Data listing
━━━━━━━━
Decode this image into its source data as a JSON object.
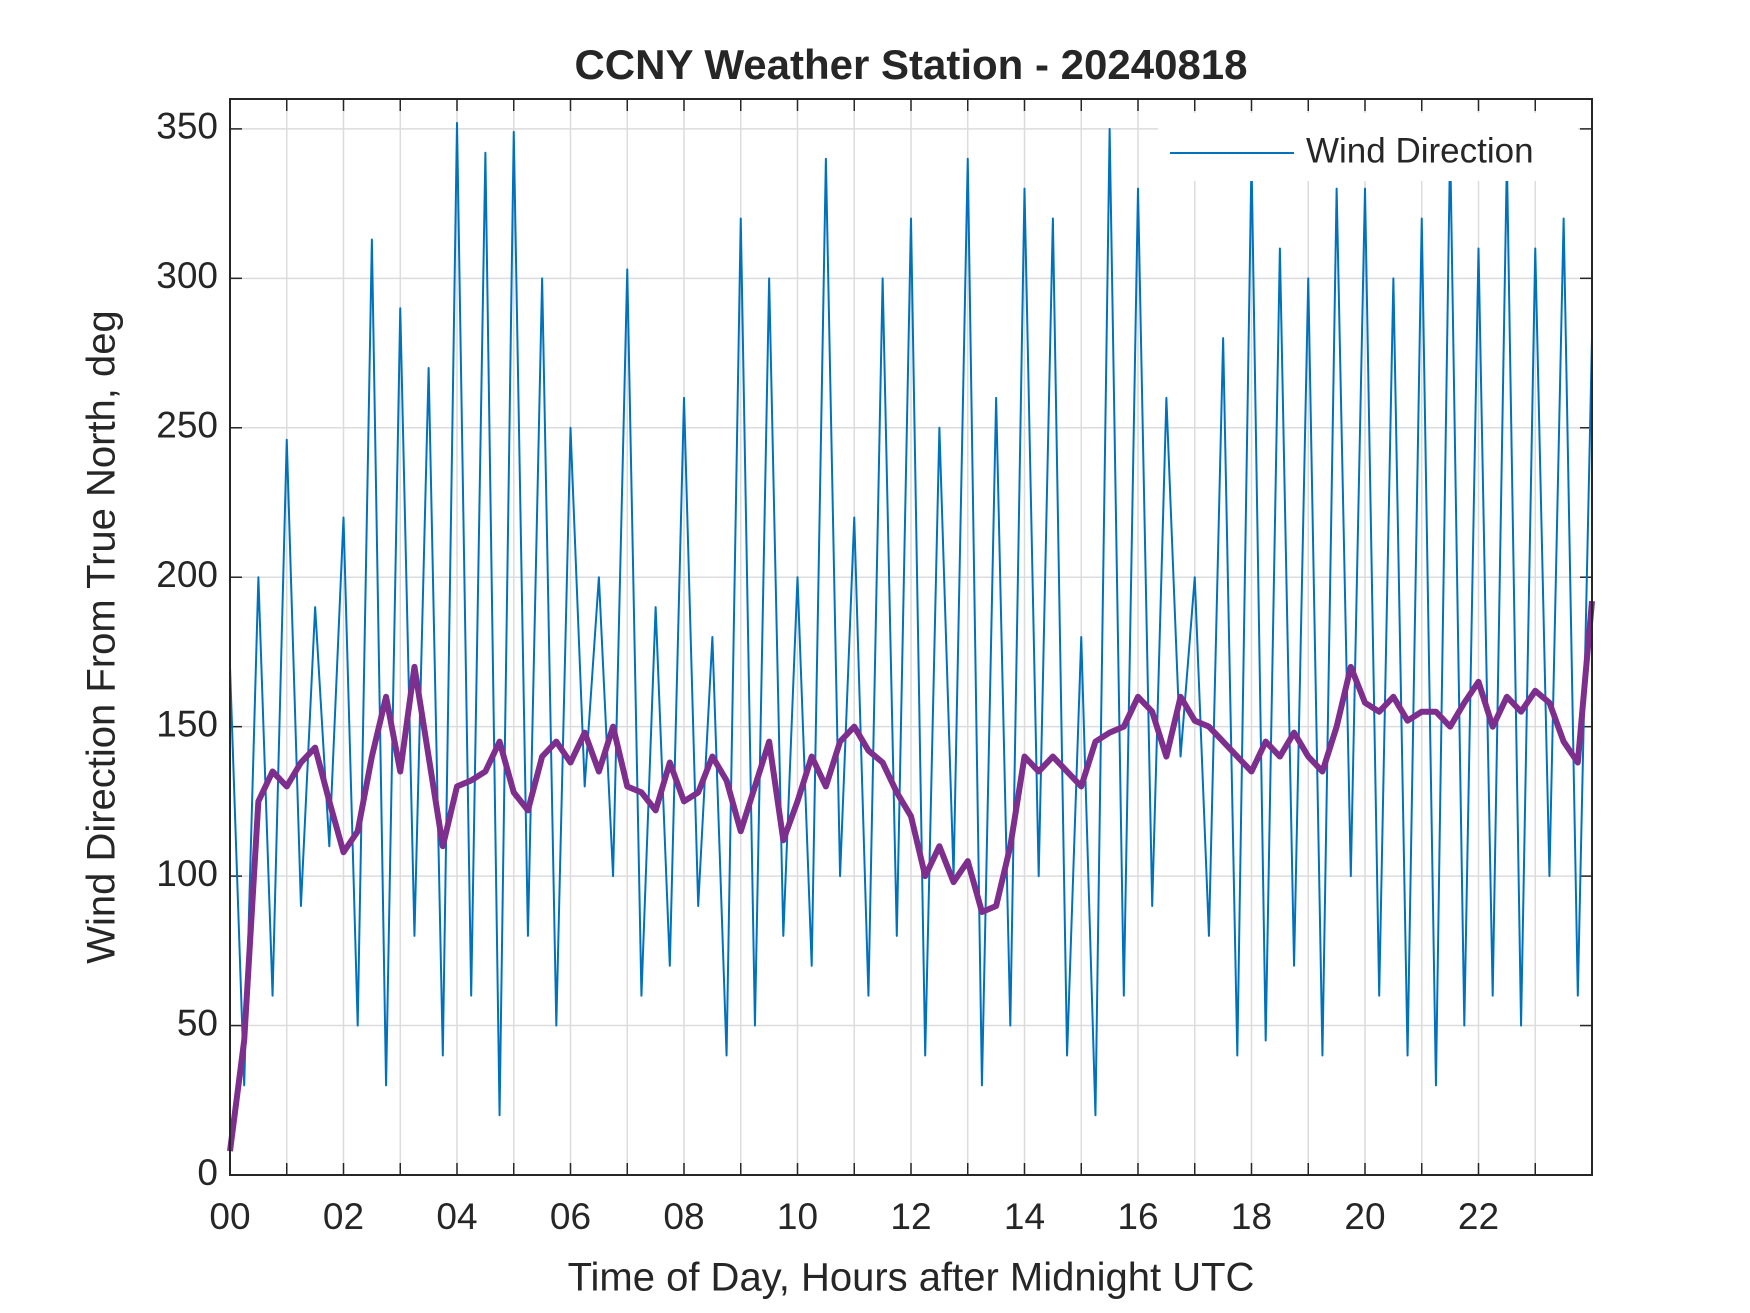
{
  "chart_data": {
    "type": "line",
    "title": "CCNY Weather Station - 20240818",
    "xlabel": "Time of Day, Hours after Midnight UTC",
    "ylabel": "Wind Direction From True North, deg",
    "x": [
      0,
      0.25,
      0.5,
      0.75,
      1,
      1.25,
      1.5,
      1.75,
      2,
      2.25,
      2.5,
      2.75,
      3,
      3.25,
      3.5,
      3.75,
      4,
      4.25,
      4.5,
      4.75,
      5,
      5.25,
      5.5,
      5.75,
      6,
      6.25,
      6.5,
      6.75,
      7,
      7.25,
      7.5,
      7.75,
      8,
      8.25,
      8.5,
      8.75,
      9,
      9.25,
      9.5,
      9.75,
      10,
      10.25,
      10.5,
      10.75,
      11,
      11.25,
      11.5,
      11.75,
      12,
      12.25,
      12.5,
      12.75,
      13,
      13.25,
      13.5,
      13.75,
      14,
      14.25,
      14.5,
      14.75,
      15,
      15.25,
      15.5,
      15.75,
      16,
      16.25,
      16.5,
      16.75,
      17,
      17.25,
      17.5,
      17.75,
      18,
      18.25,
      18.5,
      18.75,
      19,
      19.25,
      19.5,
      19.75,
      20,
      20.25,
      20.5,
      20.75,
      21,
      21.25,
      21.5,
      21.75,
      22,
      22.25,
      22.5,
      22.75,
      23,
      23.25,
      23.5,
      23.75,
      24
    ],
    "series": [
      {
        "name": "Wind Direction",
        "color": "#0072BD",
        "values": [
          170,
          30,
          200,
          60,
          246,
          90,
          190,
          110,
          220,
          50,
          313,
          30,
          290,
          80,
          270,
          40,
          352,
          60,
          342,
          20,
          349,
          80,
          300,
          50,
          250,
          130,
          200,
          100,
          303,
          60,
          190,
          70,
          260,
          90,
          180,
          40,
          320,
          50,
          300,
          80,
          200,
          70,
          340,
          100,
          220,
          60,
          300,
          80,
          320,
          40,
          250,
          100,
          340,
          30,
          260,
          50,
          330,
          100,
          320,
          40,
          180,
          20,
          350,
          60,
          330,
          90,
          260,
          140,
          200,
          80,
          280,
          40,
          340,
          45,
          310,
          70,
          300,
          40,
          330,
          100,
          330,
          60,
          300,
          40,
          320,
          30,
          345,
          50,
          310,
          60,
          340,
          50,
          310,
          100,
          320,
          60,
          280
        ]
      },
      {
        "color": "#7E2F8E",
        "values": [
          8,
          45,
          125,
          135,
          130,
          138,
          143,
          125,
          108,
          115,
          140,
          160,
          135,
          170,
          140,
          110,
          130,
          132,
          135,
          145,
          128,
          122,
          140,
          145,
          138,
          148,
          135,
          150,
          130,
          128,
          122,
          138,
          125,
          128,
          140,
          132,
          115,
          130,
          145,
          112,
          125,
          140,
          130,
          145,
          150,
          142,
          138,
          128,
          120,
          100,
          110,
          98,
          105,
          88,
          90,
          110,
          140,
          135,
          140,
          135,
          130,
          145,
          148,
          150,
          160,
          155,
          140,
          160,
          152,
          150,
          145,
          140,
          135,
          145,
          140,
          148,
          140,
          135,
          150,
          170,
          158,
          155,
          160,
          152,
          155,
          155,
          150,
          158,
          165,
          150,
          160,
          155,
          162,
          158,
          145,
          138,
          192
        ]
      }
    ],
    "xlim": [
      0,
      24
    ],
    "ylim": [
      0,
      360
    ],
    "xticks": [
      {
        "value": 0,
        "label": "00"
      },
      {
        "value": 2,
        "label": "02"
      },
      {
        "value": 4,
        "label": "04"
      },
      {
        "value": 6,
        "label": "06"
      },
      {
        "value": 8,
        "label": "08"
      },
      {
        "value": 10,
        "label": "10"
      },
      {
        "value": 12,
        "label": "12"
      },
      {
        "value": 14,
        "label": "14"
      },
      {
        "value": 16,
        "label": "16"
      },
      {
        "value": 18,
        "label": "18"
      },
      {
        "value": 20,
        "label": "20"
      },
      {
        "value": 22,
        "label": "22"
      }
    ],
    "xminorticks": [
      1,
      3,
      5,
      7,
      9,
      11,
      13,
      15,
      17,
      19,
      21,
      23
    ],
    "yticks": [
      0,
      50,
      100,
      150,
      200,
      250,
      300,
      350
    ],
    "grid": true,
    "legend": "upper right"
  }
}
━━━━━━━━
▸ **Aim**
Identify the lines above that contain the word "Direction", then copy them.

▸ **Answer for this exercise**
    "ylabel": "Wind Direction From True North, deg",
        "name": "Wind Direction",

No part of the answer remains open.